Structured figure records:
** BEGIN **

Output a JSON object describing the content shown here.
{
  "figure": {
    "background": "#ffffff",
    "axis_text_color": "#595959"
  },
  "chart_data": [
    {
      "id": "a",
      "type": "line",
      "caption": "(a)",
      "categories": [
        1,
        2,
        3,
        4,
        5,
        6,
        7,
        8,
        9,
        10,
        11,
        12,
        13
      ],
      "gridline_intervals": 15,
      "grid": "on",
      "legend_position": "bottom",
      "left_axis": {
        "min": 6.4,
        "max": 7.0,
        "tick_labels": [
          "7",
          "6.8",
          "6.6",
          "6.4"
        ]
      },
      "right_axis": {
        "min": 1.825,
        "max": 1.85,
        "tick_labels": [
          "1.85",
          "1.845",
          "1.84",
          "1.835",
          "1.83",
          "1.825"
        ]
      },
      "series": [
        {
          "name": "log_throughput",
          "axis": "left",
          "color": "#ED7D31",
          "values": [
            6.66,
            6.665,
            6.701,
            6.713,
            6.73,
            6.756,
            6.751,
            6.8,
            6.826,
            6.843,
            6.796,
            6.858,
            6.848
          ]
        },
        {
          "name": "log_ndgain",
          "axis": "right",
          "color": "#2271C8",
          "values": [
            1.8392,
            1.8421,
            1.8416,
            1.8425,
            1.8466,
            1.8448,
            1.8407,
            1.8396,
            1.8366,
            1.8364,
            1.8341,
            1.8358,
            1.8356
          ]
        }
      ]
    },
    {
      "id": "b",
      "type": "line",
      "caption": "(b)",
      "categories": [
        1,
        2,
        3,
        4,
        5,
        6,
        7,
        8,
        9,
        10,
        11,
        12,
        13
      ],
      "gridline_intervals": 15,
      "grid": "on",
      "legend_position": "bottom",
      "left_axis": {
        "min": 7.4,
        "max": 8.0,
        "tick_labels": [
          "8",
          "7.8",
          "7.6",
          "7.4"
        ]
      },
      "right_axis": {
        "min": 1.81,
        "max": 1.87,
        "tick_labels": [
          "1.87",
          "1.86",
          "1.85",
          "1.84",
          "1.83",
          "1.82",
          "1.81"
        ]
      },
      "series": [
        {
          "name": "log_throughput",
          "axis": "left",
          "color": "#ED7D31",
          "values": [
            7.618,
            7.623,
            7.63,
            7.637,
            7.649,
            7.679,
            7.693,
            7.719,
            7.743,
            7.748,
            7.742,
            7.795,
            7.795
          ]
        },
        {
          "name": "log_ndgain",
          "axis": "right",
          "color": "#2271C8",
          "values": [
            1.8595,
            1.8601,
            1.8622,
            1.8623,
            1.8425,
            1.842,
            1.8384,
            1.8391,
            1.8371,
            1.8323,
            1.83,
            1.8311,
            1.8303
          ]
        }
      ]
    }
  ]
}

** END **

- Given task
Every record above should be output exactly.

- The output
Output a JSON object describing the content shown here.
{
  "figure": {
    "background": "#ffffff",
    "axis_text_color": "#595959"
  },
  "chart_data": [
    {
      "id": "a",
      "type": "line",
      "caption": "(a)",
      "categories": [
        1,
        2,
        3,
        4,
        5,
        6,
        7,
        8,
        9,
        10,
        11,
        12,
        13
      ],
      "gridline_intervals": 15,
      "grid": "on",
      "legend_position": "bottom",
      "left_axis": {
        "min": 6.4,
        "max": 7.0,
        "tick_labels": [
          "7",
          "6.8",
          "6.6",
          "6.4"
        ]
      },
      "right_axis": {
        "min": 1.825,
        "max": 1.85,
        "tick_labels": [
          "1.85",
          "1.845",
          "1.84",
          "1.835",
          "1.83",
          "1.825"
        ]
      },
      "series": [
        {
          "name": "log_throughput",
          "axis": "left",
          "color": "#ED7D31",
          "values": [
            6.66,
            6.665,
            6.701,
            6.713,
            6.73,
            6.756,
            6.751,
            6.8,
            6.826,
            6.843,
            6.796,
            6.858,
            6.848
          ]
        },
        {
          "name": "log_ndgain",
          "axis": "right",
          "color": "#2271C8",
          "values": [
            1.8392,
            1.8421,
            1.8416,
            1.8425,
            1.8466,
            1.8448,
            1.8407,
            1.8396,
            1.8366,
            1.8364,
            1.8341,
            1.8358,
            1.8356
          ]
        }
      ]
    },
    {
      "id": "b",
      "type": "line",
      "caption": "(b)",
      "categories": [
        1,
        2,
        3,
        4,
        5,
        6,
        7,
        8,
        9,
        10,
        11,
        12,
        13
      ],
      "gridline_intervals": 15,
      "grid": "on",
      "legend_position": "bottom",
      "left_axis": {
        "min": 7.4,
        "max": 8.0,
        "tick_labels": [
          "8",
          "7.8",
          "7.6",
          "7.4"
        ]
      },
      "right_axis": {
        "min": 1.81,
        "max": 1.87,
        "tick_labels": [
          "1.87",
          "1.86",
          "1.85",
          "1.84",
          "1.83",
          "1.82",
          "1.81"
        ]
      },
      "series": [
        {
          "name": "log_throughput",
          "axis": "left",
          "color": "#ED7D31",
          "values": [
            7.618,
            7.623,
            7.63,
            7.637,
            7.649,
            7.679,
            7.693,
            7.719,
            7.743,
            7.748,
            7.742,
            7.795,
            7.795
          ]
        },
        {
          "name": "log_ndgain",
          "axis": "right",
          "color": "#2271C8",
          "values": [
            1.8595,
            1.8601,
            1.8622,
            1.8623,
            1.8425,
            1.842,
            1.8384,
            1.8391,
            1.8371,
            1.8323,
            1.83,
            1.8311,
            1.8303
          ]
        }
      ]
    }
  ]
}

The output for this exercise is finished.